Extract every line of the data below and reproduce each one without any change.

━━━ Source material ━━━

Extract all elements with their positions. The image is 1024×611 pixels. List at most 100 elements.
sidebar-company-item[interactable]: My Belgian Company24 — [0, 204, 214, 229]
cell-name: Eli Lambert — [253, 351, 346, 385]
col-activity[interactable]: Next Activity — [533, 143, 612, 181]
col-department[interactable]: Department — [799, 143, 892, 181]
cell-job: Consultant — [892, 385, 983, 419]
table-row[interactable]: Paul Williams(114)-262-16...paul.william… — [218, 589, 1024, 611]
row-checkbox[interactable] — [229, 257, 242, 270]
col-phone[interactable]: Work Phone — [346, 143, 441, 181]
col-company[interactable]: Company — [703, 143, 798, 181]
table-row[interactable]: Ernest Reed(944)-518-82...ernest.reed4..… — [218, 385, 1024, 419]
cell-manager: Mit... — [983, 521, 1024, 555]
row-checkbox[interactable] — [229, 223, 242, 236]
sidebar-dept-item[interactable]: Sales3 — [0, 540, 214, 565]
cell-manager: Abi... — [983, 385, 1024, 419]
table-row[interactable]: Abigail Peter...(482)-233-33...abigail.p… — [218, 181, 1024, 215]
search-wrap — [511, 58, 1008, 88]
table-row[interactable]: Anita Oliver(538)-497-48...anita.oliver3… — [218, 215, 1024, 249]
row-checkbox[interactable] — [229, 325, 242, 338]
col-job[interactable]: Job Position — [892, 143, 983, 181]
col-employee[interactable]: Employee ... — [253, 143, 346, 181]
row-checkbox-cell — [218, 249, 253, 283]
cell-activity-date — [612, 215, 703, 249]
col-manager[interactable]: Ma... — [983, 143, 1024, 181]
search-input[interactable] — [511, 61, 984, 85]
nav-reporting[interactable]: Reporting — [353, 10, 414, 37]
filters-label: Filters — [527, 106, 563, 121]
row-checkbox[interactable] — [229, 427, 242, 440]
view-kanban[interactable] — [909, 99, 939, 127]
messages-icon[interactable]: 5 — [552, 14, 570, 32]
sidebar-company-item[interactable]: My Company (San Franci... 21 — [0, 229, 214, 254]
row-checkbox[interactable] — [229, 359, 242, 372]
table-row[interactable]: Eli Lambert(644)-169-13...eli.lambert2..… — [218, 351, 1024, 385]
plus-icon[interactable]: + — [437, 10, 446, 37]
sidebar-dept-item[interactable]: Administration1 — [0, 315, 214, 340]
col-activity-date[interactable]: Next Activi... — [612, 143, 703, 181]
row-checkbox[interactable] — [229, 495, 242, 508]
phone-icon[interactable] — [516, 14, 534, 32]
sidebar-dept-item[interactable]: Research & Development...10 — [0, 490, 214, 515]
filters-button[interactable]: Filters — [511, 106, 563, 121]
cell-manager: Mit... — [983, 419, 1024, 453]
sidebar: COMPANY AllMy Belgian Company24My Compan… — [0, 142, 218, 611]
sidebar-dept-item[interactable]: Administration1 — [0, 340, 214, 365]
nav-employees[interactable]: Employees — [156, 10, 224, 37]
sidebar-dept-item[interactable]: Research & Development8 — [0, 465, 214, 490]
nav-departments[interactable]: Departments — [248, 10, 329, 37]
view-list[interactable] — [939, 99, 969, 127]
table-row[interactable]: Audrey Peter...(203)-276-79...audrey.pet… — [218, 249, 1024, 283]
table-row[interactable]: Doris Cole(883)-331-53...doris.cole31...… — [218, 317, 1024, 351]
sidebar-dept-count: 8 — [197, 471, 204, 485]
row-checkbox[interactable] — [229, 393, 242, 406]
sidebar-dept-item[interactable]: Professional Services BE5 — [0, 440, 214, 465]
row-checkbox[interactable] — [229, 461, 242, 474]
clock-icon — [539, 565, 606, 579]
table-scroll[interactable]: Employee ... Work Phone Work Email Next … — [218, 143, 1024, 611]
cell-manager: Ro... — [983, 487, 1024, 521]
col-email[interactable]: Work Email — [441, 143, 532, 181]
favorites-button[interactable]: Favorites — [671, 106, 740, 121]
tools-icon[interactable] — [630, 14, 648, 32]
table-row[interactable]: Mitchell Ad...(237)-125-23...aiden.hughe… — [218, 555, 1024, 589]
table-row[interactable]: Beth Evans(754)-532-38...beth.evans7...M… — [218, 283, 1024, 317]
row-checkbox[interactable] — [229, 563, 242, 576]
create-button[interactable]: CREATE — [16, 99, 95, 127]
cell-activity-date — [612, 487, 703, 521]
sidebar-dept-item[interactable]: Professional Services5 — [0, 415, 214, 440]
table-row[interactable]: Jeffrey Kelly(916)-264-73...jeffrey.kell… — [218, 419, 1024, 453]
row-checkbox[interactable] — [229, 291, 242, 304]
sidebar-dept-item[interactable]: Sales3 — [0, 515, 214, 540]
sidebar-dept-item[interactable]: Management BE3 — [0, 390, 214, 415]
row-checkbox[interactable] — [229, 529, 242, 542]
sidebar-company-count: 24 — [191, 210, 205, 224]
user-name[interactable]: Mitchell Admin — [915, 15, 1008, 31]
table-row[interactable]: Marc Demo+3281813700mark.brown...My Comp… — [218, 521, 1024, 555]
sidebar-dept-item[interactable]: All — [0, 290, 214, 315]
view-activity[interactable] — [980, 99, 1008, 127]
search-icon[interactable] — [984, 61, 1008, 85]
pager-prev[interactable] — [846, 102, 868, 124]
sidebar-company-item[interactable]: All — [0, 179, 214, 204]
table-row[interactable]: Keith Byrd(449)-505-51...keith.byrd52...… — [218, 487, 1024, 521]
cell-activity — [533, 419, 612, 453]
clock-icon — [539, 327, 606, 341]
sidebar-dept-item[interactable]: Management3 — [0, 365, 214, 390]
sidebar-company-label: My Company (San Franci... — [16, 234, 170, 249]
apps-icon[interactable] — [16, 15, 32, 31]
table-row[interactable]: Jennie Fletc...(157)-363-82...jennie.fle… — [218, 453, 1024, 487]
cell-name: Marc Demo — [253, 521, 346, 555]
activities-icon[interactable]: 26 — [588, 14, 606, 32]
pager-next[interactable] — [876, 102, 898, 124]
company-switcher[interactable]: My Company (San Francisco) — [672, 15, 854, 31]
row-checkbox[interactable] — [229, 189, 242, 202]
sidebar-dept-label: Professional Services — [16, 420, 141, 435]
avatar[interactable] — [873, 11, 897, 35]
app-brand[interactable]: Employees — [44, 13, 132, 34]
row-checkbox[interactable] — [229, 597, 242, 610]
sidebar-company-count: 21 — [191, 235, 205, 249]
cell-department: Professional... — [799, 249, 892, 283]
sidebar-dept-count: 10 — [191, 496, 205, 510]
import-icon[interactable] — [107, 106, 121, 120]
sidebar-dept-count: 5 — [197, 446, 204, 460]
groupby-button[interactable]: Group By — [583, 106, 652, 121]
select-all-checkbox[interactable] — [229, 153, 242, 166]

━━━

# Expected answer:
Extract all elements with their positions. The image is 1024×611 pixels. List at most 100 elements.
sidebar-company-item[interactable]: My Belgian Company24 — [0, 204, 214, 229]
cell-name: Eli Lambert — [253, 351, 346, 385]
col-activity[interactable]: Next Activity — [533, 143, 612, 181]
col-department[interactable]: Department — [799, 143, 892, 181]
cell-job: Consultant — [892, 385, 983, 419]
table-row[interactable]: Paul Williams(114)-262-16...paul.william… — [218, 589, 1024, 611]
row-checkbox[interactable] — [229, 257, 242, 270]
col-phone[interactable]: Work Phone — [346, 143, 441, 181]
col-company[interactable]: Company — [703, 143, 798, 181]
table-row[interactable]: Ernest Reed(944)-518-82...ernest.reed4..… — [218, 385, 1024, 419]
cell-manager: Mit... — [983, 521, 1024, 555]
row-checkbox[interactable] — [229, 223, 242, 236]
sidebar-dept-item[interactable]: Sales3 — [0, 540, 214, 565]
cell-manager: Abi... — [983, 385, 1024, 419]
table-row[interactable]: Abigail Peter...(482)-233-33...abigail.p… — [218, 181, 1024, 215]
search-wrap — [511, 58, 1008, 88]
table-row[interactable]: Anita Oliver(538)-497-48...anita.oliver3… — [218, 215, 1024, 249]
row-checkbox[interactable] — [229, 325, 242, 338]
col-job[interactable]: Job Position — [892, 143, 983, 181]
col-employee[interactable]: Employee ... — [253, 143, 346, 181]
row-checkbox-cell — [218, 249, 253, 283]
cell-activity-date — [612, 215, 703, 249]
col-manager[interactable]: Ma... — [983, 143, 1024, 181]
search-input[interactable] — [511, 61, 984, 85]
nav-reporting[interactable]: Reporting — [353, 10, 414, 37]
filters-label: Filters — [527, 106, 563, 121]
row-checkbox[interactable] — [229, 427, 242, 440]
view-kanban[interactable] — [909, 99, 939, 127]
messages-icon[interactable]: 5 — [552, 14, 570, 32]
sidebar-company-item[interactable]: My Company (San Franci... 21 — [0, 229, 214, 254]
row-checkbox[interactable] — [229, 359, 242, 372]
table-row[interactable]: Eli Lambert(644)-169-13...eli.lambert2..… — [218, 351, 1024, 385]
plus-icon[interactable]: + — [437, 10, 446, 37]
sidebar-dept-item[interactable]: Administration1 — [0, 315, 214, 340]
col-activity-date[interactable]: Next Activi... — [612, 143, 703, 181]
row-checkbox[interactable] — [229, 495, 242, 508]
phone-icon[interactable] — [516, 14, 534, 32]
sidebar-dept-item[interactable]: Research & Development...10 — [0, 490, 214, 515]
filters-button[interactable]: Filters — [511, 106, 563, 121]
cell-manager: Mit... — [983, 419, 1024, 453]
sidebar: COMPANY AllMy Belgian Company24My Compan… — [0, 142, 218, 611]
sidebar-dept-item[interactable]: Administration1 — [0, 340, 214, 365]
nav-employees[interactable]: Employees — [156, 10, 224, 37]
sidebar-dept-item[interactable]: Research & Development8 — [0, 465, 214, 490]
nav-departments[interactable]: Departments — [248, 10, 329, 37]
view-list[interactable] — [939, 99, 969, 127]
table-row[interactable]: Audrey Peter...(203)-276-79...audrey.pet… — [218, 249, 1024, 283]
table-row[interactable]: Doris Cole(883)-331-53...doris.cole31...… — [218, 317, 1024, 351]
sidebar-dept-count: 8 — [197, 471, 204, 485]
row-checkbox[interactable] — [229, 393, 242, 406]
sidebar-dept-item[interactable]: Professional Services BE5 — [0, 440, 214, 465]
row-checkbox[interactable] — [229, 461, 242, 474]
clock-icon — [539, 565, 606, 579]
table-scroll[interactable]: Employee ... Work Phone Work Email Next … — [218, 143, 1024, 611]
cell-manager: Ro... — [983, 487, 1024, 521]
col-email[interactable]: Work Email — [441, 143, 532, 181]
favorites-button[interactable]: Favorites — [671, 106, 740, 121]
tools-icon[interactable] — [630, 14, 648, 32]
table-row[interactable]: Mitchell Ad...(237)-125-23...aiden.hughe… — [218, 555, 1024, 589]
table-row[interactable]: Beth Evans(754)-532-38...beth.evans7...M… — [218, 283, 1024, 317]
row-checkbox[interactable] — [229, 563, 242, 576]
create-button[interactable]: CREATE — [16, 99, 95, 127]
cell-activity-date — [612, 487, 703, 521]
sidebar-dept-item[interactable]: Professional Services5 — [0, 415, 214, 440]
table-row[interactable]: Jeffrey Kelly(916)-264-73...jeffrey.kell… — [218, 419, 1024, 453]
row-checkbox[interactable] — [229, 291, 242, 304]
sidebar-dept-item[interactable]: Sales3 — [0, 515, 214, 540]
sidebar-dept-item[interactable]: Management BE3 — [0, 390, 214, 415]
row-checkbox[interactable] — [229, 529, 242, 542]
sidebar-company-count: 24 — [191, 210, 205, 224]
user-name[interactable]: Mitchell Admin — [915, 15, 1008, 31]
table-row[interactable]: Marc Demo+3281813700mark.brown...My Comp… — [218, 521, 1024, 555]
sidebar-dept-item[interactable]: All — [0, 290, 214, 315]
view-activity[interactable] — [980, 99, 1008, 127]
search-icon[interactable] — [984, 61, 1008, 85]
pager-prev[interactable] — [846, 102, 868, 124]
sidebar-company-item[interactable]: All — [0, 179, 214, 204]
table-row[interactable]: Keith Byrd(449)-505-51...keith.byrd52...… — [218, 487, 1024, 521]
cell-activity — [533, 419, 612, 453]
clock-icon — [539, 327, 606, 341]
sidebar-dept-item[interactable]: Management3 — [0, 365, 214, 390]
sidebar-company-label: My Company (San Franci... — [16, 234, 170, 249]
apps-icon[interactable] — [16, 15, 32, 31]
table-row[interactable]: Jennie Fletc...(157)-363-82...jennie.fle… — [218, 453, 1024, 487]
cell-name: Marc Demo — [253, 521, 346, 555]
activities-icon[interactable]: 26 — [588, 14, 606, 32]
pager-next[interactable] — [876, 102, 898, 124]
company-switcher[interactable]: My Company (San Francisco) — [672, 15, 854, 31]
row-checkbox[interactable] — [229, 189, 242, 202]
sidebar-dept-label: Professional Services — [16, 420, 141, 435]
avatar[interactable] — [873, 11, 897, 35]
app-brand[interactable]: Employees — [44, 13, 132, 34]
row-checkbox[interactable] — [229, 597, 242, 610]
sidebar-company-count: 21 — [191, 235, 205, 249]
cell-department: Professional... — [799, 249, 892, 283]
sidebar-dept-count: 10 — [191, 496, 205, 510]
import-icon[interactable] — [107, 106, 121, 120]
sidebar-dept-count: 5 — [197, 446, 204, 460]
groupby-button[interactable]: Group By — [583, 106, 652, 121]
select-all-checkbox[interactable] — [229, 153, 242, 166]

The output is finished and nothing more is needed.